▶ _WORK INSTRUCTIONS_:
Exclude the pictures and return every line exactly as written.

▶ _GIVEN RECORDS_:
====

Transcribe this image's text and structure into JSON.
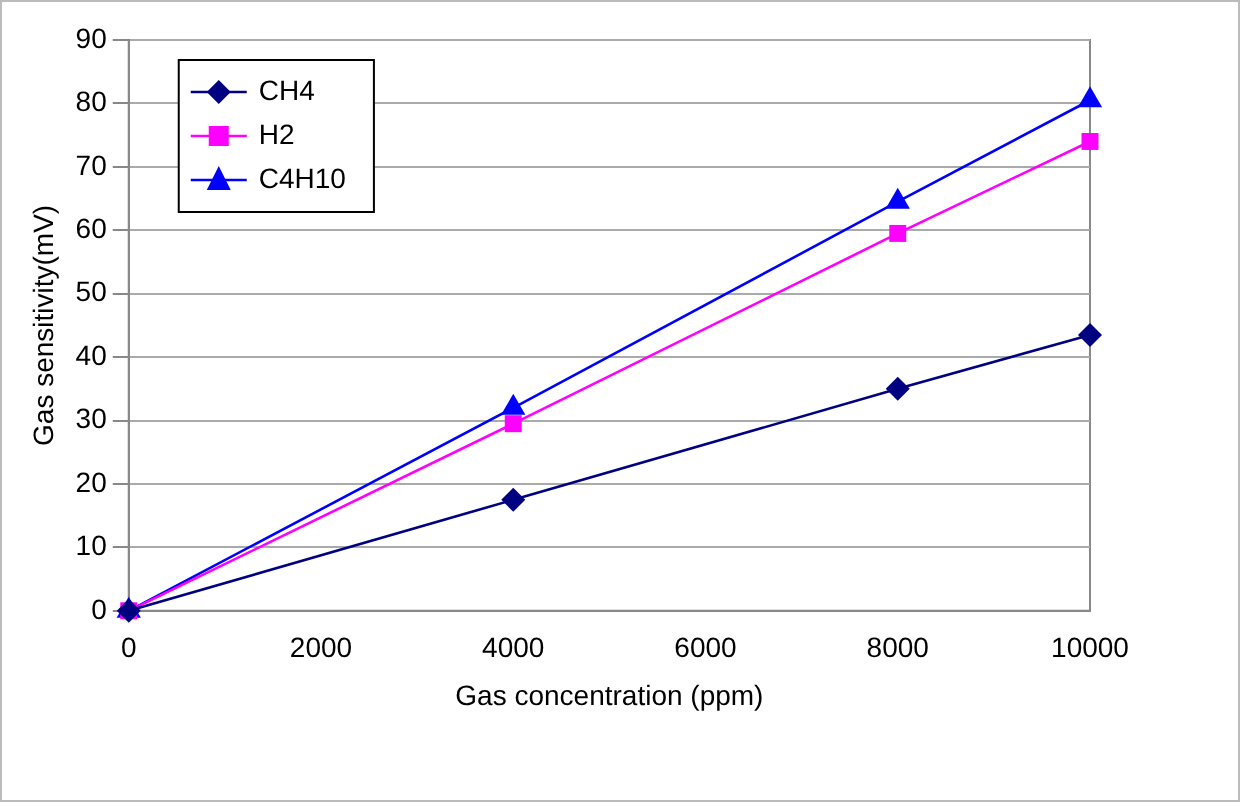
{
  "chart_data": {
    "type": "line",
    "xlabel": "Gas concentration (ppm)",
    "ylabel": "Gas sensitivity(mV)",
    "x": [
      0,
      4000,
      8000,
      10000
    ],
    "xlim": [
      0,
      10000
    ],
    "xticks": [
      0,
      2000,
      4000,
      6000,
      8000,
      10000
    ],
    "ylim": [
      0,
      90
    ],
    "yticks": [
      0,
      10,
      20,
      30,
      40,
      50,
      60,
      70,
      80,
      90
    ],
    "grid": "y",
    "legend": "top left",
    "line_style": "solid",
    "series": [
      {
        "name": "CH4",
        "color": "#000080",
        "marker": "diamond",
        "values": [
          0,
          17.5,
          35,
          43.5
        ]
      },
      {
        "name": "H2",
        "color": "#ff00ff",
        "marker": "square",
        "values": [
          0,
          29.5,
          59.5,
          74
        ]
      },
      {
        "name": "C4H10",
        "color": "#0000ff",
        "marker": "triangle",
        "values": [
          0,
          32,
          64.5,
          80.5
        ]
      }
    ]
  }
}
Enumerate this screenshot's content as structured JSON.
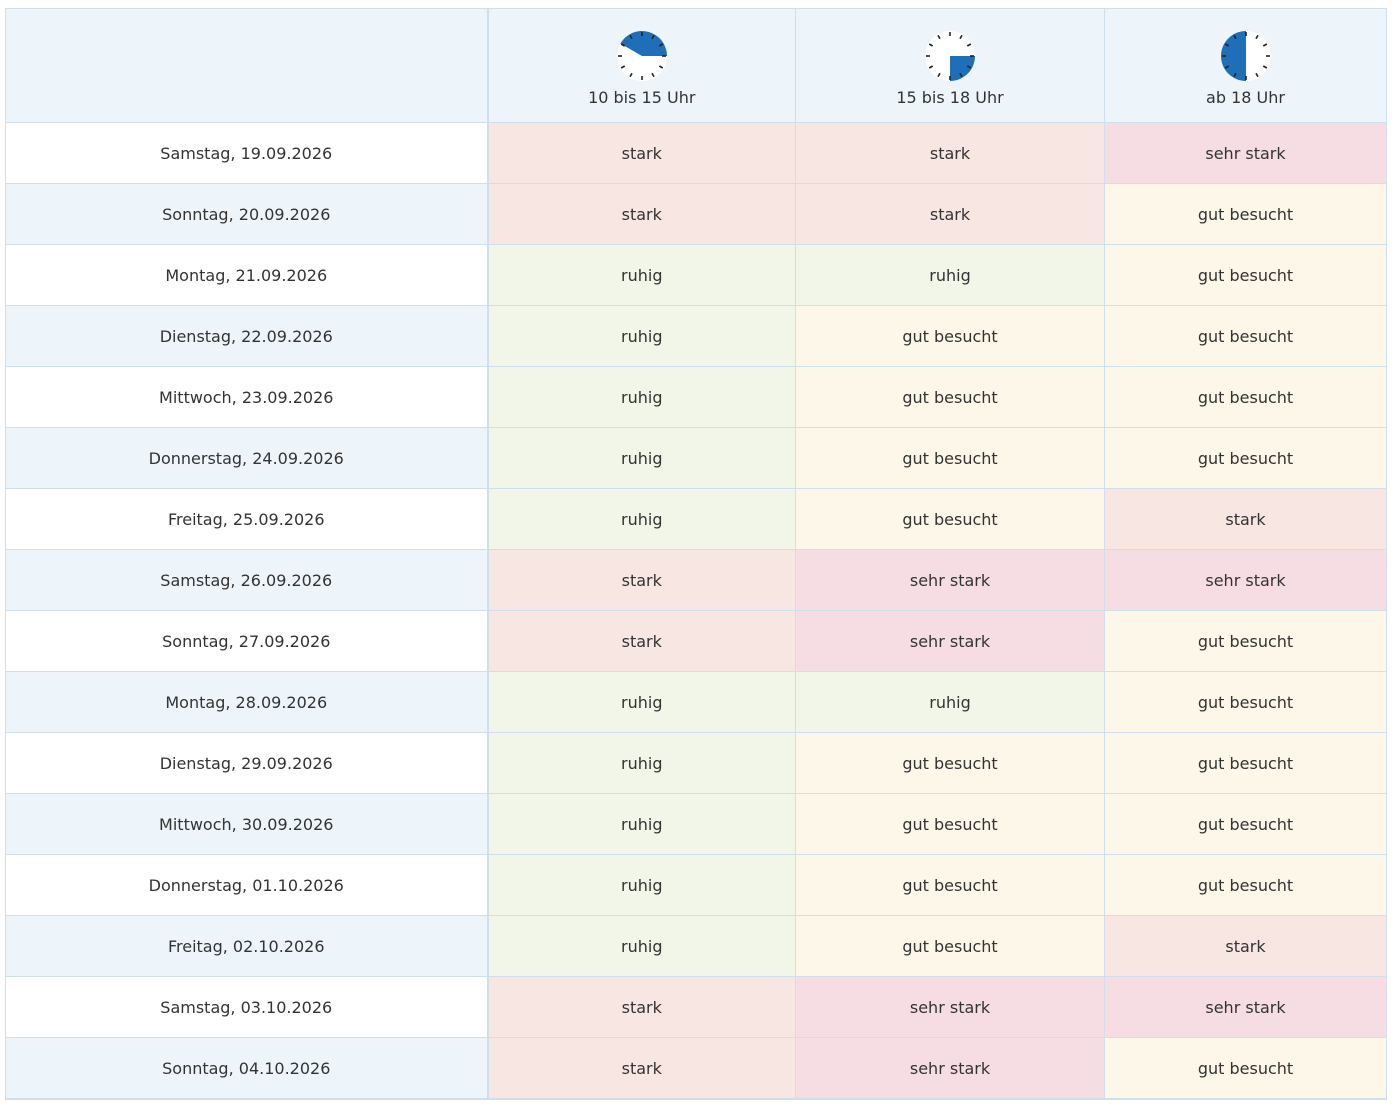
{
  "colors": {
    "ruhig": "#f1f6e8",
    "gut besucht": "#fcf7e9",
    "stark": "#f8e6e2",
    "sehr stark": "#f6dde3",
    "clock_fill": "#1e6eb8"
  },
  "header": {
    "columns": [
      {
        "label": "10 bis 15 Uhr",
        "icon": "clock-10-15-icon",
        "start_hour": 10,
        "end_hour": 15
      },
      {
        "label": "15 bis 18 Uhr",
        "icon": "clock-15-18-icon",
        "start_hour": 15,
        "end_hour": 18
      },
      {
        "label": "ab 18 Uhr",
        "icon": "clock-18-plus-icon",
        "start_hour": 18,
        "end_hour": 24
      }
    ]
  },
  "rows": [
    {
      "date": "Samstag, 19.09.2026",
      "values": [
        "stark",
        "stark",
        "sehr stark"
      ]
    },
    {
      "date": "Sonntag, 20.09.2026",
      "values": [
        "stark",
        "stark",
        "gut besucht"
      ]
    },
    {
      "date": "Montag, 21.09.2026",
      "values": [
        "ruhig",
        "ruhig",
        "gut besucht"
      ]
    },
    {
      "date": "Dienstag, 22.09.2026",
      "values": [
        "ruhig",
        "gut besucht",
        "gut besucht"
      ]
    },
    {
      "date": "Mittwoch, 23.09.2026",
      "values": [
        "ruhig",
        "gut besucht",
        "gut besucht"
      ]
    },
    {
      "date": "Donnerstag, 24.09.2026",
      "values": [
        "ruhig",
        "gut besucht",
        "gut besucht"
      ]
    },
    {
      "date": "Freitag, 25.09.2026",
      "values": [
        "ruhig",
        "gut besucht",
        "stark"
      ]
    },
    {
      "date": "Samstag, 26.09.2026",
      "values": [
        "stark",
        "sehr stark",
        "sehr stark"
      ]
    },
    {
      "date": "Sonntag, 27.09.2026",
      "values": [
        "stark",
        "sehr stark",
        "gut besucht"
      ]
    },
    {
      "date": "Montag, 28.09.2026",
      "values": [
        "ruhig",
        "ruhig",
        "gut besucht"
      ]
    },
    {
      "date": "Dienstag, 29.09.2026",
      "values": [
        "ruhig",
        "gut besucht",
        "gut besucht"
      ]
    },
    {
      "date": "Mittwoch, 30.09.2026",
      "values": [
        "ruhig",
        "gut besucht",
        "gut besucht"
      ]
    },
    {
      "date": "Donnerstag, 01.10.2026",
      "values": [
        "ruhig",
        "gut besucht",
        "gut besucht"
      ]
    },
    {
      "date": "Freitag, 02.10.2026",
      "values": [
        "ruhig",
        "gut besucht",
        "stark"
      ]
    },
    {
      "date": "Samstag, 03.10.2026",
      "values": [
        "stark",
        "sehr stark",
        "sehr stark"
      ]
    },
    {
      "date": "Sonntag, 04.10.2026",
      "values": [
        "stark",
        "sehr stark",
        "gut besucht"
      ]
    }
  ]
}
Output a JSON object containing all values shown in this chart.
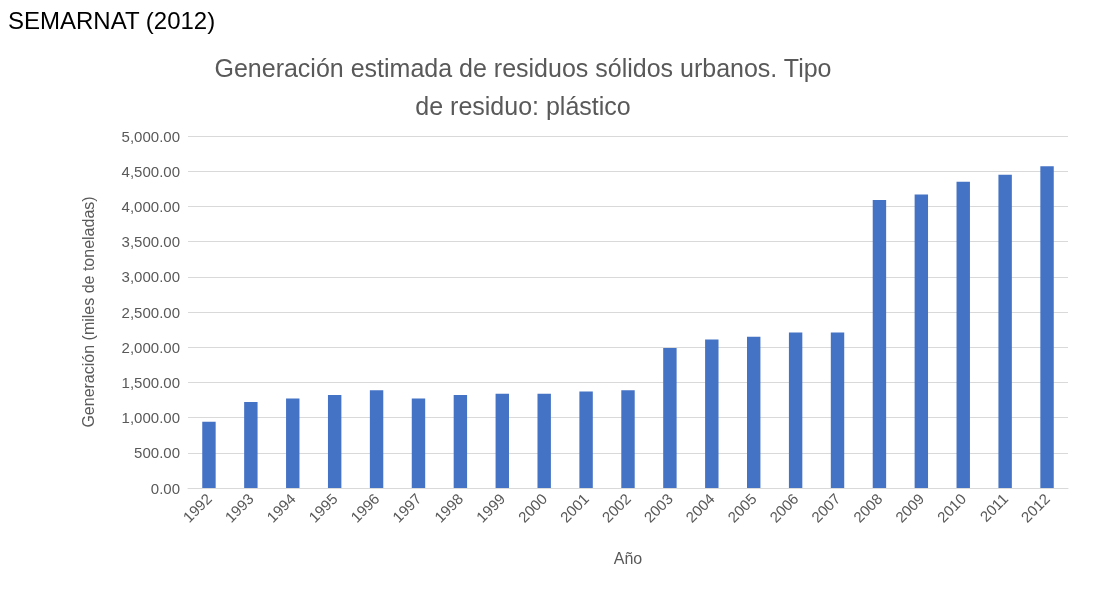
{
  "chart_data": {
    "type": "bar",
    "title": "Generación estimada de residuos sólidos urbanos. Tipo\nde residuo: plástico",
    "xlabel": "Año",
    "ylabel": "Generación (miles de toneladas)",
    "annotations": [
      "SEMARNAT (2012)"
    ],
    "categories": [
      "1992",
      "1993",
      "1994",
      "1995",
      "1996",
      "1997",
      "1998",
      "1999",
      "2000",
      "2001",
      "2002",
      "2003",
      "2004",
      "2005",
      "2006",
      "2007",
      "2008",
      "2009",
      "2010",
      "2011",
      "2012"
    ],
    "values": [
      940,
      1220,
      1270,
      1320,
      1390,
      1270,
      1320,
      1340,
      1340,
      1370,
      1390,
      1990,
      2110,
      2150,
      2210,
      2210,
      4090,
      4170,
      4350,
      4450,
      4570
    ],
    "color": "#4472c4",
    "ylim": [
      0,
      5000
    ],
    "yticks": [
      {
        "value": 0,
        "label": "0.00"
      },
      {
        "value": 500,
        "label": "500.00"
      },
      {
        "value": 1000,
        "label": "1,000.00"
      },
      {
        "value": 1500,
        "label": "1,500.00"
      },
      {
        "value": 2000,
        "label": "2,000.00"
      },
      {
        "value": 2500,
        "label": "2,500.00"
      },
      {
        "value": 3000,
        "label": "3,000.00"
      },
      {
        "value": 3500,
        "label": "3,500.00"
      },
      {
        "value": 4000,
        "label": "4,000.00"
      },
      {
        "value": 4500,
        "label": "4,500.00"
      },
      {
        "value": 5000,
        "label": "5,000.00"
      }
    ],
    "grid": true
  }
}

====

▶ _SOLUTION TO THIS EXERCISE_:
Transcribe this image's text and structure into JSON.
{
  "chart_data": {
    "type": "line",
    "xlabel": "Gas concentration (ppm)",
    "ylabel": "Gas sensitivity(mV)",
    "x": [
      0,
      4000,
      8000,
      10000
    ],
    "xlim": [
      0,
      10000
    ],
    "xticks": [
      0,
      2000,
      4000,
      6000,
      8000,
      10000
    ],
    "ylim": [
      0,
      90
    ],
    "yticks": [
      0,
      10,
      20,
      30,
      40,
      50,
      60,
      70,
      80,
      90
    ],
    "grid": "y",
    "legend": "top left",
    "line_style": "solid",
    "series": [
      {
        "name": "CH4",
        "color": "#000080",
        "marker": "diamond",
        "values": [
          0,
          17.5,
          35,
          43.5
        ]
      },
      {
        "name": "H2",
        "color": "#ff00ff",
        "marker": "square",
        "values": [
          0,
          29.5,
          59.5,
          74
        ]
      },
      {
        "name": "C4H10",
        "color": "#0000ff",
        "marker": "triangle",
        "values": [
          0,
          32,
          64.5,
          80.5
        ]
      }
    ]
  }
}
Enumerate this screenshot's content as structured JSON.
{
  "colors": {
    "ruhig": "#f1f6e8",
    "gut besucht": "#fcf7e9",
    "stark": "#f8e6e2",
    "sehr stark": "#f6dde3",
    "clock_fill": "#1e6eb8"
  },
  "header": {
    "columns": [
      {
        "label": "10 bis 15 Uhr",
        "icon": "clock-10-15-icon",
        "start_hour": 10,
        "end_hour": 15
      },
      {
        "label": "15 bis 18 Uhr",
        "icon": "clock-15-18-icon",
        "start_hour": 15,
        "end_hour": 18
      },
      {
        "label": "ab 18 Uhr",
        "icon": "clock-18-plus-icon",
        "start_hour": 18,
        "end_hour": 24
      }
    ]
  },
  "rows": [
    {
      "date": "Samstag, 19.09.2026",
      "values": [
        "stark",
        "stark",
        "sehr stark"
      ]
    },
    {
      "date": "Sonntag, 20.09.2026",
      "values": [
        "stark",
        "stark",
        "gut besucht"
      ]
    },
    {
      "date": "Montag, 21.09.2026",
      "values": [
        "ruhig",
        "ruhig",
        "gut besucht"
      ]
    },
    {
      "date": "Dienstag, 22.09.2026",
      "values": [
        "ruhig",
        "gut besucht",
        "gut besucht"
      ]
    },
    {
      "date": "Mittwoch, 23.09.2026",
      "values": [
        "ruhig",
        "gut besucht",
        "gut besucht"
      ]
    },
    {
      "date": "Donnerstag, 24.09.2026",
      "values": [
        "ruhig",
        "gut besucht",
        "gut besucht"
      ]
    },
    {
      "date": "Freitag, 25.09.2026",
      "values": [
        "ruhig",
        "gut besucht",
        "stark"
      ]
    },
    {
      "date": "Samstag, 26.09.2026",
      "values": [
        "stark",
        "sehr stark",
        "sehr stark"
      ]
    },
    {
      "date": "Sonntag, 27.09.2026",
      "values": [
        "stark",
        "sehr stark",
        "gut besucht"
      ]
    },
    {
      "date": "Montag, 28.09.2026",
      "values": [
        "ruhig",
        "ruhig",
        "gut besucht"
      ]
    },
    {
      "date": "Dienstag, 29.09.2026",
      "values": [
        "ruhig",
        "gut besucht",
        "gut besucht"
      ]
    },
    {
      "date": "Mittwoch, 30.09.2026",
      "values": [
        "ruhig",
        "gut besucht",
        "gut besucht"
      ]
    },
    {
      "date": "Donnerstag, 01.10.2026",
      "values": [
        "ruhig",
        "gut besucht",
        "gut besucht"
      ]
    },
    {
      "date": "Freitag, 02.10.2026",
      "values": [
        "ruhig",
        "gut besucht",
        "stark"
      ]
    },
    {
      "date": "Samstag, 03.10.2026",
      "values": [
        "stark",
        "sehr stark",
        "sehr stark"
      ]
    },
    {
      "date": "Sonntag, 04.10.2026",
      "values": [
        "stark",
        "sehr stark",
        "gut besucht"
      ]
    }
  ]
}
Output a JSON object containing all values shown in this chart.
{
  "chart_data": {
    "type": "bar",
    "title": "Generación estimada de residuos sólidos urbanos. Tipo\nde residuo: plástico",
    "xlabel": "Año",
    "ylabel": "Generación (miles de toneladas)",
    "annotations": [
      "SEMARNAT (2012)"
    ],
    "categories": [
      "1992",
      "1993",
      "1994",
      "1995",
      "1996",
      "1997",
      "1998",
      "1999",
      "2000",
      "2001",
      "2002",
      "2003",
      "2004",
      "2005",
      "2006",
      "2007",
      "2008",
      "2009",
      "2010",
      "2011",
      "2012"
    ],
    "values": [
      940,
      1220,
      1270,
      1320,
      1390,
      1270,
      1320,
      1340,
      1340,
      1370,
      1390,
      1990,
      2110,
      2150,
      2210,
      2210,
      4090,
      4170,
      4350,
      4450,
      4570
    ],
    "color": "#4472c4",
    "ylim": [
      0,
      5000
    ],
    "yticks": [
      {
        "value": 0,
        "label": "0.00"
      },
      {
        "value": 500,
        "label": "500.00"
      },
      {
        "value": 1000,
        "label": "1,000.00"
      },
      {
        "value": 1500,
        "label": "1,500.00"
      },
      {
        "value": 2000,
        "label": "2,000.00"
      },
      {
        "value": 2500,
        "label": "2,500.00"
      },
      {
        "value": 3000,
        "label": "3,000.00"
      },
      {
        "value": 3500,
        "label": "3,500.00"
      },
      {
        "value": 4000,
        "label": "4,000.00"
      },
      {
        "value": 4500,
        "label": "4,500.00"
      },
      {
        "value": 5000,
        "label": "5,000.00"
      }
    ],
    "grid": true
  }
}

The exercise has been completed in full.